The problem:
Search the data below for the string "выходные". Extract every line that contains it.

Data excerpts:
• • • • • • •
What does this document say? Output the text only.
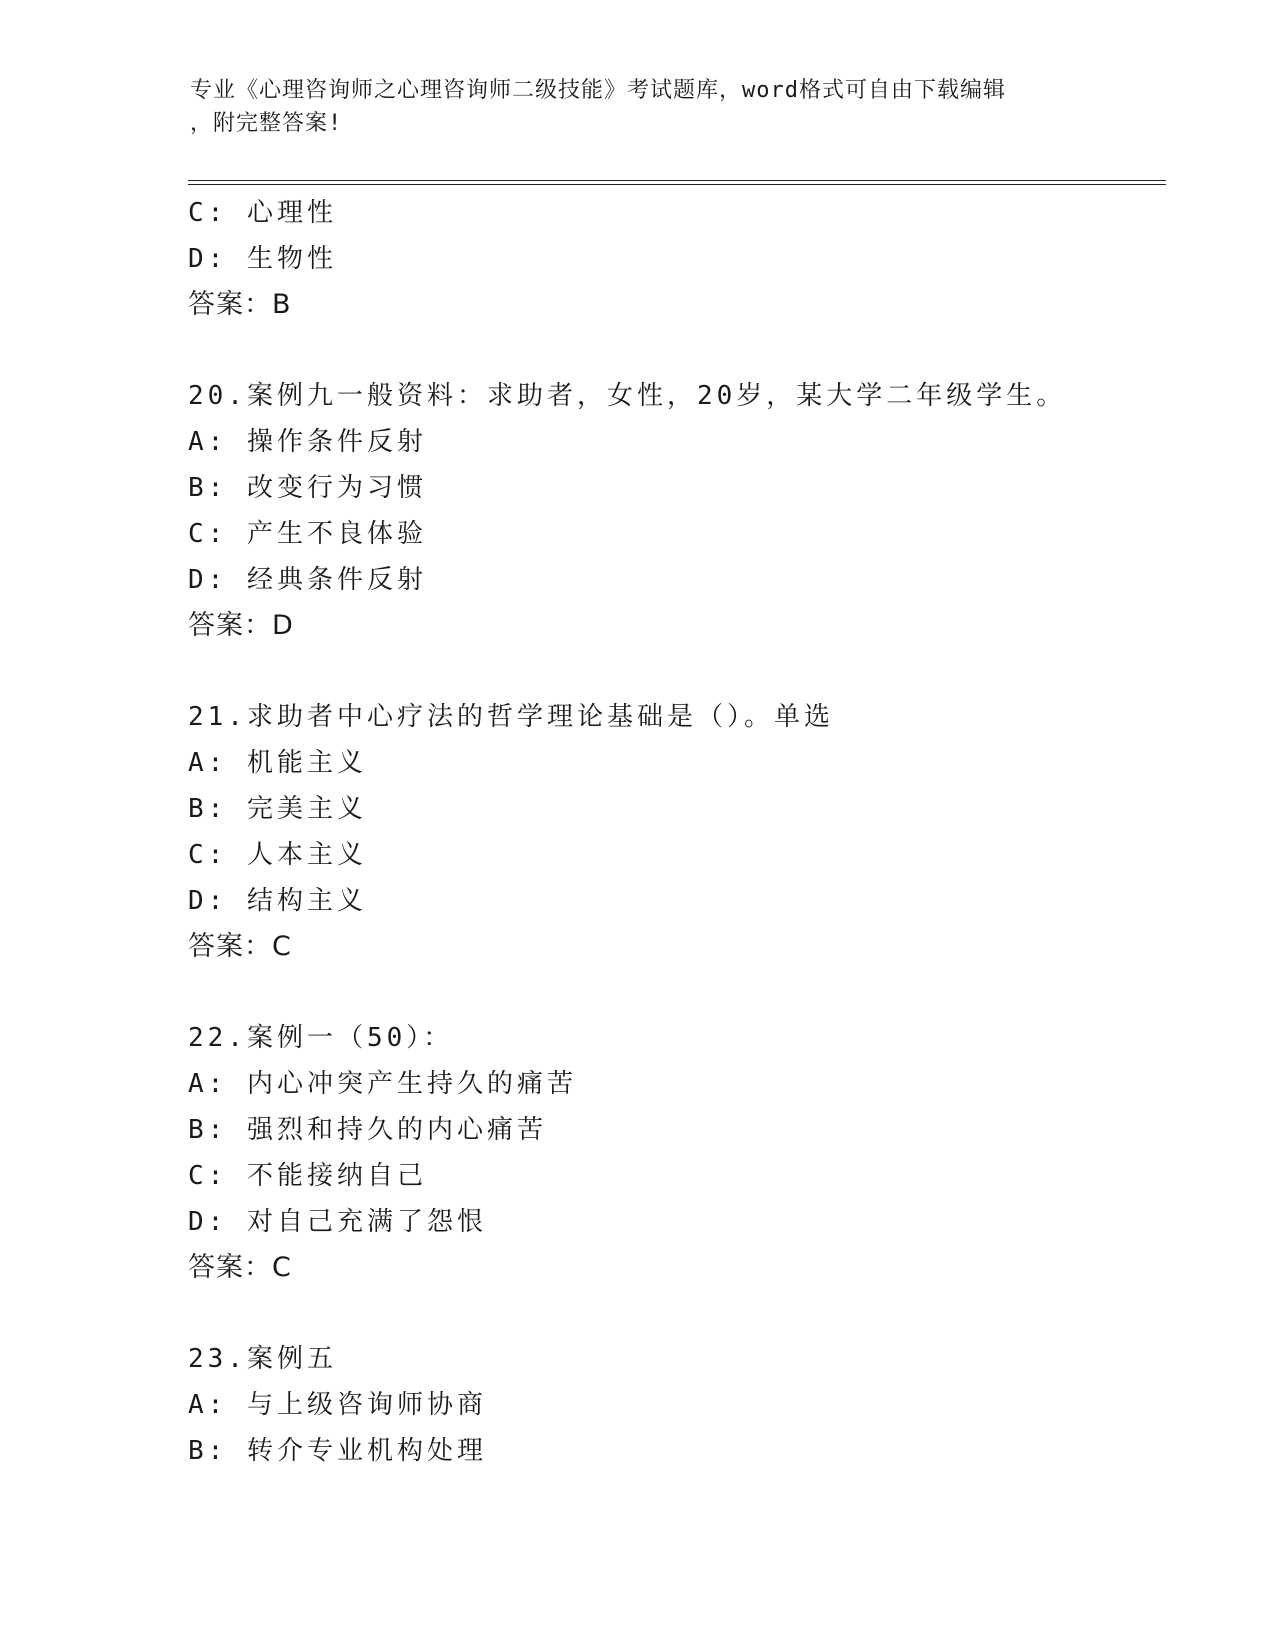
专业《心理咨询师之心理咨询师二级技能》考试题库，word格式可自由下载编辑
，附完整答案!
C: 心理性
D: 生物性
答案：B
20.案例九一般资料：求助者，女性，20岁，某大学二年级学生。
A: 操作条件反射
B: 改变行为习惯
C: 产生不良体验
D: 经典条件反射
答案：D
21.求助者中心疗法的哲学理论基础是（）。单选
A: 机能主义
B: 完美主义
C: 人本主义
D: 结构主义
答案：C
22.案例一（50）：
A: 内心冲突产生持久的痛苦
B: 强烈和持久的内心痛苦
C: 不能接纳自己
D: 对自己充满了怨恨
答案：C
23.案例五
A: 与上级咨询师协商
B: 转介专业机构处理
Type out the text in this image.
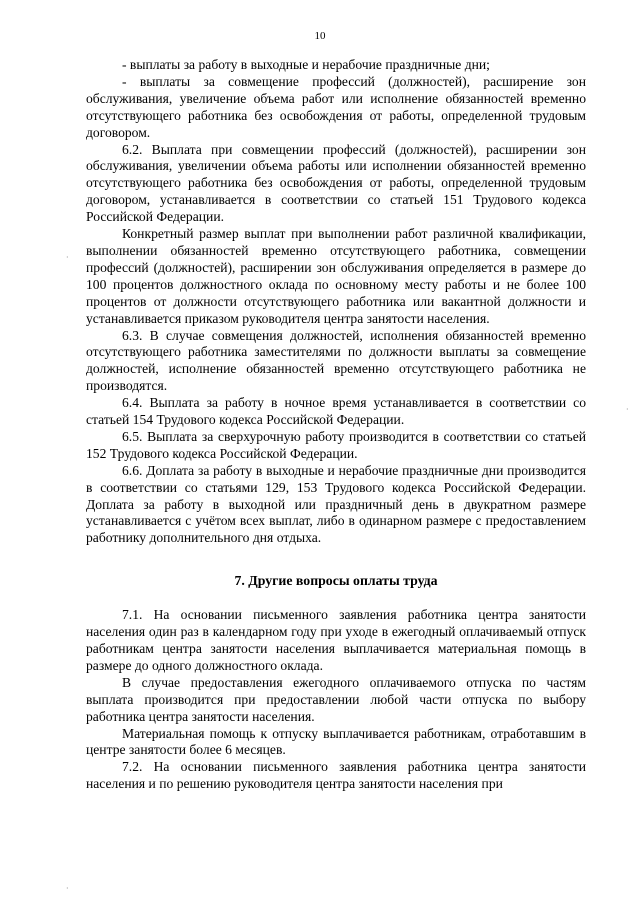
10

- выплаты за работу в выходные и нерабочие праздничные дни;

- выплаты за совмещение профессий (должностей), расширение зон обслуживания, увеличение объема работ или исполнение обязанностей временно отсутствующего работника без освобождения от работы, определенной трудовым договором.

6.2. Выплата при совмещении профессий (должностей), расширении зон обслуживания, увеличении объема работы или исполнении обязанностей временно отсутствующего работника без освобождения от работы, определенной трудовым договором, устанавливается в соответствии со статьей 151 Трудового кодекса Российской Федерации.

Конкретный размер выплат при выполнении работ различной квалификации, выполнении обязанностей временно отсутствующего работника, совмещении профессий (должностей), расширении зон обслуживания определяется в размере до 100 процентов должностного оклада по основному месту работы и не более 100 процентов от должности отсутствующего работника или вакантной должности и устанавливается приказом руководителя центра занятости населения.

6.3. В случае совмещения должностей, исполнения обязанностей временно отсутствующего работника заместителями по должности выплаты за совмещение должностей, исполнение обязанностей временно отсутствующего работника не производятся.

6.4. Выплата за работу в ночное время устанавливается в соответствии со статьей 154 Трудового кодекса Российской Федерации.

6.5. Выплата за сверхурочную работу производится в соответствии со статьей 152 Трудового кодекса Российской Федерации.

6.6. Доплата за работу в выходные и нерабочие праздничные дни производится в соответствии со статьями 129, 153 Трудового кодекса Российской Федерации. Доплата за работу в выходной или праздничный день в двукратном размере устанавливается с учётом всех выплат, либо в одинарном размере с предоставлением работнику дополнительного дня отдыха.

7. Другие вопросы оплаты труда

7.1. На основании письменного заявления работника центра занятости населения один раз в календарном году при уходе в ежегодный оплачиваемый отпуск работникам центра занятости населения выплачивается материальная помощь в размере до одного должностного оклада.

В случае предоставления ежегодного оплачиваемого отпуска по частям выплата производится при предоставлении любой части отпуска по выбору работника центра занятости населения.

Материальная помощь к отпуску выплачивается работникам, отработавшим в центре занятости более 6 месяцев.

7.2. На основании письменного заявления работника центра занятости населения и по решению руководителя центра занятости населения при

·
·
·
• • • • • • •
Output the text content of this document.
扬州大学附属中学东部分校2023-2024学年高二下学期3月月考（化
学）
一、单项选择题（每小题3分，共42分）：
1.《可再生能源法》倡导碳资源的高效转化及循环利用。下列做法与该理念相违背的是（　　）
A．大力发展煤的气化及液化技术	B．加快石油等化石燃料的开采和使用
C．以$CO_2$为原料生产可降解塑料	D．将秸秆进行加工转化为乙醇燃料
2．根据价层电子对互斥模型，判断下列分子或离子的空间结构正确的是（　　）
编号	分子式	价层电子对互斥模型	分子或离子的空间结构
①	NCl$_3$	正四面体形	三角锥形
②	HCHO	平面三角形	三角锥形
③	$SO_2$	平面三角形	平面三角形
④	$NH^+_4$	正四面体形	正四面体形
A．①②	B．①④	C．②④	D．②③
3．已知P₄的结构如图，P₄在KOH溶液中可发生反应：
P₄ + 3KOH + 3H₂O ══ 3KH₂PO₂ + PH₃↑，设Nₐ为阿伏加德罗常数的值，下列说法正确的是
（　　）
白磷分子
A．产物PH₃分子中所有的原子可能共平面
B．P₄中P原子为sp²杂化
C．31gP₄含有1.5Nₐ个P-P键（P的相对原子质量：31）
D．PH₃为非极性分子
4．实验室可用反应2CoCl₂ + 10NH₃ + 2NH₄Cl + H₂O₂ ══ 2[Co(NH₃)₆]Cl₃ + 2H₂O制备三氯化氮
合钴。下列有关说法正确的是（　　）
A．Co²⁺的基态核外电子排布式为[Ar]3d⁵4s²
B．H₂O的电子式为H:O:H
• • • • • • •
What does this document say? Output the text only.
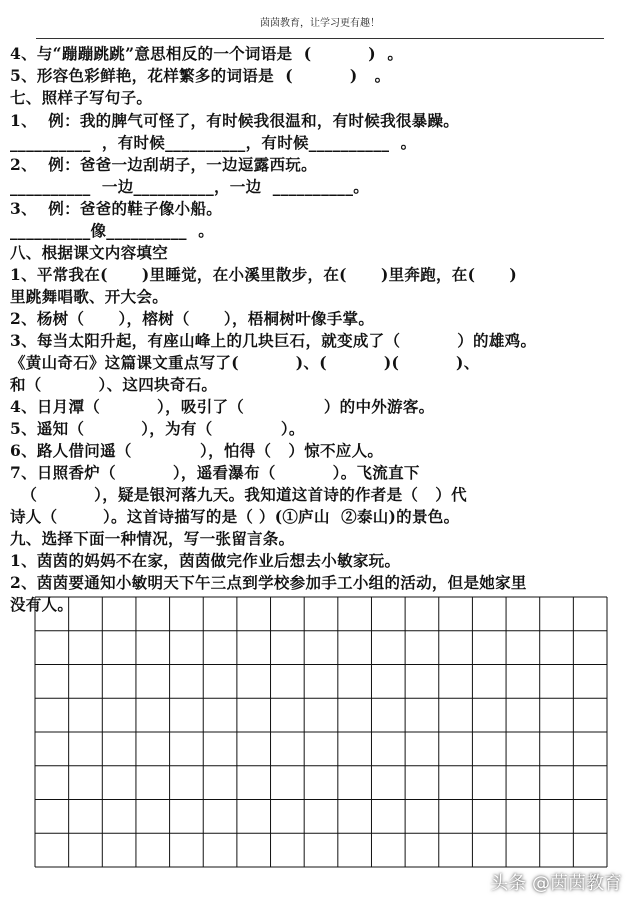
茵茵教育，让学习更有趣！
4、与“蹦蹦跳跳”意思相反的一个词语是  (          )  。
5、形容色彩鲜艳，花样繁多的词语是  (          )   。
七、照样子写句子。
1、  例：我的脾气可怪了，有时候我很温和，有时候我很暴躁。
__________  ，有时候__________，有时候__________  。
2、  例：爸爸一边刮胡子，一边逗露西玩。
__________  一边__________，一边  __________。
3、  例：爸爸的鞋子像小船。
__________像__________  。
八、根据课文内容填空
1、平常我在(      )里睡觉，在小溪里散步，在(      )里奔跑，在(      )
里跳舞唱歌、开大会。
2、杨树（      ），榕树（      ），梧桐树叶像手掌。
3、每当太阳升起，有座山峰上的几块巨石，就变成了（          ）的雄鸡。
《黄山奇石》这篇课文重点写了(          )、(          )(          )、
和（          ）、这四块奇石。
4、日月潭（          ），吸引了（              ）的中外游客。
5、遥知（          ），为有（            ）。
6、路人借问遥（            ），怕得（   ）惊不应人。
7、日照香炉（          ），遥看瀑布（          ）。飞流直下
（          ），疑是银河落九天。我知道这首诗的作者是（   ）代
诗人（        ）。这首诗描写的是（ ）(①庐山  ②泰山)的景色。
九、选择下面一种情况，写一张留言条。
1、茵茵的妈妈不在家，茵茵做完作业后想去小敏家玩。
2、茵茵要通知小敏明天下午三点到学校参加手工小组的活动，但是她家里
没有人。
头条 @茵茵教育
• • • • • • •
Task answer:
- выплаты за работу в выходные и нерабочие праздничные дни;
6.6. Доплата за работу в выходные и нерабочие праздничные дни производится в соответствии со статьями 129, 153 Трудового кодекса Российской Федерации. Доплата за работу в выходной или праздничный день в двукратном размере устанавливается с учётом всех выплат, либо в одинарном размере с предоставлением работнику дополнительного дня отдыха.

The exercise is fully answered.